**Aim of the task:** Quote every one of the rows below word for word, leaving out the pictures.

··· Stored records ···

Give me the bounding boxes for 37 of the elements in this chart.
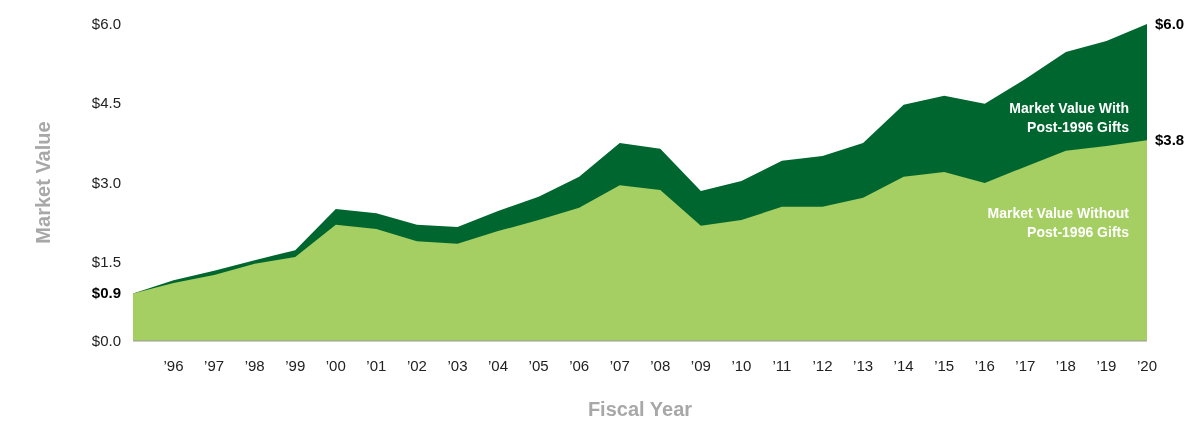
x-tick-label: ’16 [974,357,995,374]
x-tick-label: ’11 [772,357,792,374]
x-tick-label: ’05 [528,357,549,374]
x-tick-label: ’20 [1136,357,1158,374]
x-tick-label: ’97 [204,357,225,374]
x-tick-label: ’12 [812,357,833,374]
x-tick-label: ’15 [934,357,955,374]
y-tick-label: $1.5 [91,252,121,270]
annotation: $6.0 [1155,15,1185,32]
y-axis-title: Market Value [32,121,54,244]
x-tick-label: ’02 [406,357,427,374]
x-tick-label: ’19 [1096,357,1117,374]
y-tick-label: $4.5 [91,94,121,112]
x-tick-label: ’03 [447,357,468,374]
x-tick-label: ’09 [690,357,711,374]
y-tick-label: $0.0 [91,332,121,349]
x-tick-label: ’17 [1015,357,1036,374]
x-tick-label: ’99 [285,357,306,374]
x-tick-label: ’96 [163,357,184,374]
annotation: $3.8 [1155,131,1185,149]
series-label: Market Value Without Post-1996 Gifts [987,205,1130,241]
text: $0.9 [91,284,121,302]
x-tick-label: ’08 [650,357,671,374]
x-tick-label: ’10 [731,357,752,374]
y-tick-label: $6.0 [91,15,121,32]
x-tick-label: ’98 [244,357,265,374]
series-label: Market Value With Post-1996 Gifts [1009,99,1130,135]
x-tick-label: ’14 [893,357,914,374]
x-axis-title: Fiscal Year [587,398,693,420]
x-tick-label: ’18 [1055,357,1076,374]
y-tick-label: $3.0 [91,173,121,191]
x-tick-label: ’13 [853,357,874,374]
x-tick-label: ’06 [569,357,590,374]
x-tick-label: ’01 [366,357,387,374]
x-tick-label: ’07 [609,357,630,374]
x-tick-label: ’04 [488,357,509,374]
x-tick-label: ’00 [325,357,346,374]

···

**Full solution:**
Give me the bounding boxes for 37 of the elements in this chart.
x-tick-label: ’16 [974,357,995,374]
x-tick-label: ’11 [772,357,792,374]
x-tick-label: ’05 [528,357,549,374]
x-tick-label: ’20 [1136,357,1158,374]
x-tick-label: ’97 [204,357,225,374]
x-tick-label: ’12 [812,357,833,374]
x-tick-label: ’15 [934,357,955,374]
y-tick-label: $1.5 [91,252,121,270]
annotation: $6.0 [1155,15,1185,32]
y-axis-title: Market Value [32,121,54,244]
x-tick-label: ’02 [406,357,427,374]
x-tick-label: ’19 [1096,357,1117,374]
y-tick-label: $4.5 [91,94,121,112]
x-tick-label: ’03 [447,357,468,374]
x-tick-label: ’09 [690,357,711,374]
y-tick-label: $0.0 [91,332,121,349]
x-tick-label: ’17 [1015,357,1036,374]
x-tick-label: ’99 [285,357,306,374]
x-tick-label: ’96 [163,357,184,374]
annotation: $3.8 [1155,131,1185,149]
series-label: Market Value Without Post-1996 Gifts [987,205,1130,241]
text: $0.9 [91,284,121,302]
x-tick-label: ’08 [650,357,671,374]
x-tick-label: ’10 [731,357,752,374]
y-tick-label: $6.0 [91,15,121,32]
x-tick-label: ’98 [244,357,265,374]
series-label: Market Value With Post-1996 Gifts [1009,99,1130,135]
x-tick-label: ’14 [893,357,914,374]
x-axis-title: Fiscal Year [587,398,693,420]
x-tick-label: ’18 [1055,357,1076,374]
y-tick-label: $3.0 [91,173,121,191]
x-tick-label: ’13 [853,357,874,374]
x-tick-label: ’06 [569,357,590,374]
x-tick-label: ’01 [366,357,387,374]
x-tick-label: ’07 [609,357,630,374]
x-tick-label: ’04 [488,357,509,374]
x-tick-label: ’00 [325,357,346,374]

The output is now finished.